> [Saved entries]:

▼

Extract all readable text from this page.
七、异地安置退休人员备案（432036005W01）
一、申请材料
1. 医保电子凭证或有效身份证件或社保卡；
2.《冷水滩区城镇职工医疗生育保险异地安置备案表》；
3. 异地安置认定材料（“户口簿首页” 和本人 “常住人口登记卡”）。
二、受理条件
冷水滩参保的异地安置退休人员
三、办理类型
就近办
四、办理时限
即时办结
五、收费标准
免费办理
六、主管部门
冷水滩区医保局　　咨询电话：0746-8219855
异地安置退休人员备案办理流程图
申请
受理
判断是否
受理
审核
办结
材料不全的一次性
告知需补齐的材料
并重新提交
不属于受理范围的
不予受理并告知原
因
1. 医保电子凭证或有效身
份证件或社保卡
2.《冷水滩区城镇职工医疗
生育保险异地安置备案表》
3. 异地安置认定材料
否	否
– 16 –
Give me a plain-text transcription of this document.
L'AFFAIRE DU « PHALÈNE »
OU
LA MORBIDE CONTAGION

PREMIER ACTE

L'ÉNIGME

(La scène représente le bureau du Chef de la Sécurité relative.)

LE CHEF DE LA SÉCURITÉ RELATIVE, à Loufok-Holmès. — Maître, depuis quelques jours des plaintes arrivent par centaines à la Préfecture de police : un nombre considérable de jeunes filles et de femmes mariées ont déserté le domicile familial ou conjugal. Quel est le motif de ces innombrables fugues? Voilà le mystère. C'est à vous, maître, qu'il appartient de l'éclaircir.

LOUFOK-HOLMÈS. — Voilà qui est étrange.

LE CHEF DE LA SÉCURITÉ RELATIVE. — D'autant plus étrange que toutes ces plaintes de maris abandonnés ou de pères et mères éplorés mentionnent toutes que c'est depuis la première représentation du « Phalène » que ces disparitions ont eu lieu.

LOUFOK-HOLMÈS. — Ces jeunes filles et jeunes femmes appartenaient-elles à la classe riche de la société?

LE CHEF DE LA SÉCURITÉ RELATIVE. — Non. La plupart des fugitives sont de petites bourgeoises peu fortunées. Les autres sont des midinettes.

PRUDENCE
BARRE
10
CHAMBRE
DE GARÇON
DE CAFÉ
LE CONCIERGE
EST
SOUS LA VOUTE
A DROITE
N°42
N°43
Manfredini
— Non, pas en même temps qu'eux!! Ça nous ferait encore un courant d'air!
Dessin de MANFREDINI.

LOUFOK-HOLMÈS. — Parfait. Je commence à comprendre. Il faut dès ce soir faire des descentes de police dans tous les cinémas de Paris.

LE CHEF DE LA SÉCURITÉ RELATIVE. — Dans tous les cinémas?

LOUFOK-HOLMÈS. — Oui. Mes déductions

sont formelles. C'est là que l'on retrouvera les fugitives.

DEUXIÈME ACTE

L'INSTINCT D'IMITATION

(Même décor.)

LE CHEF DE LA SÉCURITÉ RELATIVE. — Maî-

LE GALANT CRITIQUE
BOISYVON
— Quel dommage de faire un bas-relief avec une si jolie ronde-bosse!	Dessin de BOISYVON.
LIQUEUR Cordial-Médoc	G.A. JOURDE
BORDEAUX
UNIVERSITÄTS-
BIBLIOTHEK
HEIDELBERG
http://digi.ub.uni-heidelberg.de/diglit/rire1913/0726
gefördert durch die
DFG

▲

> [The problem]:
Copy out each line exactly as written.

> [Output]:
Extract all readable text from this page.
七、异地安置退休人员备案（432036005W01）
一、申请材料
1. 医保电子凭证或有效身份证件或社保卡；
2.《冷水滩区城镇职工医疗生育保险异地安置备案表》；
3. 异地安置认定材料（“户口簿首页” 和本人 “常住人口登记卡”）。
二、受理条件
冷水滩参保的异地安置退休人员
三、办理类型
就近办
四、办理时限
即时办结
五、收费标准
免费办理
六、主管部门
冷水滩区医保局　　咨询电话：0746-8219855
异地安置退休人员备案办理流程图
申请
受理
判断是否
受理
审核
办结
材料不全的一次性
告知需补齐的材料
并重新提交
不属于受理范围的
不予受理并告知原
因
1. 医保电子凭证或有效身
份证件或社保卡
2.《冷水滩区城镇职工医疗
生育保险异地安置备案表》
3. 异地安置认定材料
否	否
– 16 –
Give me a plain-text transcription of this document.
L'AFFAIRE DU « PHALÈNE »
OU
LA MORBIDE CONTAGION

PREMIER ACTE

L'ÉNIGME

(La scène représente le bureau du Chef de la Sécurité relative.)

LE CHEF DE LA SÉCURITÉ RELATIVE, à Loufok-Holmès. — Maître, depuis quelques jours des plaintes arrivent par centaines à la Préfecture de police : un nombre considérable de jeunes filles et de femmes mariées ont déserté le domicile familial ou conjugal. Quel est le motif de ces innombrables fugues? Voilà le mystère. C'est à vous, maître, qu'il appartient de l'éclaircir.

LOUFOK-HOLMÈS. — Voilà qui est étrange.

LE CHEF DE LA SÉCURITÉ RELATIVE. — D'autant plus étrange que toutes ces plaintes de maris abandonnés ou de pères et mères éplorés mentionnent toutes que c'est depuis la première représentation du « Phalène » que ces disparitions ont eu lieu.

LOUFOK-HOLMÈS. — Ces jeunes filles et jeunes femmes appartenaient-elles à la classe riche de la société?

LE CHEF DE LA SÉCURITÉ RELATIVE. — Non. La plupart des fugitives sont de petites bourgeoises peu fortunées. Les autres sont des midinettes.

PRUDENCE
BARRE
10
CHAMBRE
DE GARÇON
DE CAFÉ
LE CONCIERGE
EST
SOUS LA VOUTE
A DROITE
N°42
N°43
Manfredini
— Non, pas en même temps qu'eux!! Ça nous ferait encore un courant d'air!
Dessin de MANFREDINI.

LOUFOK-HOLMÈS. — Parfait. Je commence à comprendre. Il faut dès ce soir faire des descentes de police dans tous les cinémas de Paris.

LE CHEF DE LA SÉCURITÉ RELATIVE. — Dans tous les cinémas?

LOUFOK-HOLMÈS. — Oui. Mes déductions

sont formelles. C'est là que l'on retrouvera les fugitives.

DEUXIÈME ACTE

L'INSTINCT D'IMITATION

(Même décor.)

LE CHEF DE LA SÉCURITÉ RELATIVE. — Maî-

LE GALANT CRITIQUE
BOISYVON
— Quel dommage de faire un bas-relief avec une si jolie ronde-bosse!	Dessin de BOISYVON.
LIQUEUR Cordial-Médoc	G.A. JOURDE
BORDEAUX
UNIVERSITÄTS-
BIBLIOTHEK
HEIDELBERG
http://digi.ub.uni-heidelberg.de/diglit/rire1913/0726
gefördert durch die
DFG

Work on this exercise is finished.